Written task:
Can you copy out every line of the listing below, word for word?

Records supplied:
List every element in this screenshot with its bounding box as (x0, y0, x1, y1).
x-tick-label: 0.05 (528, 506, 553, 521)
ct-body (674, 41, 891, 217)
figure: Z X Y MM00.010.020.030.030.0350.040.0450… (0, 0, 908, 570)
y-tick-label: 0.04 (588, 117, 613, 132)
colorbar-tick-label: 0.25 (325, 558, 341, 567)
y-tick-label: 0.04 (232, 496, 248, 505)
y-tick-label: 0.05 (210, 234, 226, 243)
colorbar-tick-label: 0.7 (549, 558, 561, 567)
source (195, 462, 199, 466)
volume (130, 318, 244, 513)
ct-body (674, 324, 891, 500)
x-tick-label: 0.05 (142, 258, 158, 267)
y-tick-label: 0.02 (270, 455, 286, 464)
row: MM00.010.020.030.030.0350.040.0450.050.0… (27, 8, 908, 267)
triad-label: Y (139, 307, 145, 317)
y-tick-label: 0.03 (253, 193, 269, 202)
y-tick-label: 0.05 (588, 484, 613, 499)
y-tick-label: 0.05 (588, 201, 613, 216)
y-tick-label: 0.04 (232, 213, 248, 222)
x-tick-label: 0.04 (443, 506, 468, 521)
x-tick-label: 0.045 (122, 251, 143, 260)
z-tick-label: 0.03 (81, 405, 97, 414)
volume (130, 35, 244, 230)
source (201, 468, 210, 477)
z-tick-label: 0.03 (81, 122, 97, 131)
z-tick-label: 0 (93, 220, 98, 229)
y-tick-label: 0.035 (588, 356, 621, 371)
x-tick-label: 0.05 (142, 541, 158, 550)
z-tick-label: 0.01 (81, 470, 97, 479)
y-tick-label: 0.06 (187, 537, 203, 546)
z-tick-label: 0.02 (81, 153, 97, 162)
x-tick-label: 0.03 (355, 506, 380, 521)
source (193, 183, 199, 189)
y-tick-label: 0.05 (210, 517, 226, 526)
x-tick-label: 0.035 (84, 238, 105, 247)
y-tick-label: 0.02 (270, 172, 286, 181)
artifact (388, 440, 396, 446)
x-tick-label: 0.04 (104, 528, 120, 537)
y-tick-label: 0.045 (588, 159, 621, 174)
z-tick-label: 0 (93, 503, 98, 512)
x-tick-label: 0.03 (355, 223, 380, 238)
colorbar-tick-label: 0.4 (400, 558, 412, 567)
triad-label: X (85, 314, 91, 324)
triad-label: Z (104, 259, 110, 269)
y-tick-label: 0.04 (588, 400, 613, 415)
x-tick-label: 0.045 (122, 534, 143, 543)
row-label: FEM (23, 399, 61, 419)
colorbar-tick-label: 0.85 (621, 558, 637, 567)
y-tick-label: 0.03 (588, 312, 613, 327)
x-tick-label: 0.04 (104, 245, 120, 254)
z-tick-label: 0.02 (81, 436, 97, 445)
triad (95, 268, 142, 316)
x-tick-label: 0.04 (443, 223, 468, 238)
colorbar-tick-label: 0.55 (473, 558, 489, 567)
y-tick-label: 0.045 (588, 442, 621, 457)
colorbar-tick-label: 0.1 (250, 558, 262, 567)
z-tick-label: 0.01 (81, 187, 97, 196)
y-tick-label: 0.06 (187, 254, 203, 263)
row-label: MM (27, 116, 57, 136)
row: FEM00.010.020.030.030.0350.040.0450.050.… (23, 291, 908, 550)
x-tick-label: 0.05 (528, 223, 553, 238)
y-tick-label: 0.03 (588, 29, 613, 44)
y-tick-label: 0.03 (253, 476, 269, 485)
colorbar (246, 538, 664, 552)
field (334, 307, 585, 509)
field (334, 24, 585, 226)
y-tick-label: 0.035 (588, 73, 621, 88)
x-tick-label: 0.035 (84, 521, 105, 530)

Exercise result:
List every element in this screenshot with its bounding box as (x0, y0, x1, y1).
x-tick-label: 0.05 (528, 506, 553, 521)
ct-body (674, 41, 891, 217)
figure: Z X Y MM00.010.020.030.030.0350.040.0450… (0, 0, 908, 570)
y-tick-label: 0.04 (588, 117, 613, 132)
colorbar-tick-label: 0.25 (325, 558, 341, 567)
y-tick-label: 0.04 (232, 496, 248, 505)
y-tick-label: 0.05 (210, 234, 226, 243)
colorbar-tick-label: 0.7 (549, 558, 561, 567)
source (195, 462, 199, 466)
volume (130, 318, 244, 513)
ct-body (674, 324, 891, 500)
x-tick-label: 0.05 (142, 258, 158, 267)
y-tick-label: 0.02 (270, 455, 286, 464)
row: MM00.010.020.030.030.0350.040.0450.050.0… (27, 8, 908, 267)
triad-label: Y (139, 307, 145, 317)
y-tick-label: 0.03 (253, 193, 269, 202)
y-tick-label: 0.05 (588, 484, 613, 499)
y-tick-label: 0.05 (588, 201, 613, 216)
y-tick-label: 0.04 (232, 213, 248, 222)
x-tick-label: 0.04 (443, 506, 468, 521)
x-tick-label: 0.045 (122, 251, 143, 260)
z-tick-label: 0.03 (81, 405, 97, 414)
volume (130, 35, 244, 230)
source (201, 468, 210, 477)
z-tick-label: 0.03 (81, 122, 97, 131)
z-tick-label: 0 (93, 220, 98, 229)
y-tick-label: 0.035 (588, 356, 621, 371)
x-tick-label: 0.05 (142, 541, 158, 550)
z-tick-label: 0.01 (81, 470, 97, 479)
y-tick-label: 0.06 (187, 537, 203, 546)
z-tick-label: 0.02 (81, 153, 97, 162)
x-tick-label: 0.03 (355, 506, 380, 521)
source (193, 183, 199, 189)
y-tick-label: 0.05 (210, 517, 226, 526)
x-tick-label: 0.035 (84, 238, 105, 247)
y-tick-label: 0.02 (270, 172, 286, 181)
artifact (388, 440, 396, 446)
x-tick-label: 0.04 (104, 528, 120, 537)
y-tick-label: 0.045 (588, 159, 621, 174)
z-tick-label: 0 (93, 503, 98, 512)
x-tick-label: 0.03 (355, 223, 380, 238)
colorbar-tick-label: 0.4 (400, 558, 412, 567)
triad-label: X (85, 314, 91, 324)
triad-label: Z (104, 259, 110, 269)
y-tick-label: 0.04 (588, 400, 613, 415)
x-tick-label: 0.045 (122, 534, 143, 543)
row-label: FEM (23, 399, 61, 419)
colorbar-tick-label: 0.85 (621, 558, 637, 567)
y-tick-label: 0.03 (588, 312, 613, 327)
x-tick-label: 0.04 (104, 245, 120, 254)
z-tick-label: 0.02 (81, 436, 97, 445)
triad (95, 268, 142, 316)
x-tick-label: 0.04 (443, 223, 468, 238)
colorbar-tick-label: 0.55 (473, 558, 489, 567)
y-tick-label: 0.045 (588, 442, 621, 457)
colorbar-tick-label: 0.1 (250, 558, 262, 567)
z-tick-label: 0.01 (81, 187, 97, 196)
y-tick-label: 0.06 (187, 254, 203, 263)
row-label: MM (27, 116, 57, 136)
row: FEM00.010.020.030.030.0350.040.0450.050.… (23, 291, 908, 550)
x-tick-label: 0.05 (528, 223, 553, 238)
y-tick-label: 0.03 (588, 29, 613, 44)
y-tick-label: 0.03 (253, 476, 269, 485)
colorbar (246, 538, 664, 552)
field (334, 307, 585, 509)
field (334, 24, 585, 226)
y-tick-label: 0.035 (588, 73, 621, 88)
x-tick-label: 0.035 (84, 521, 105, 530)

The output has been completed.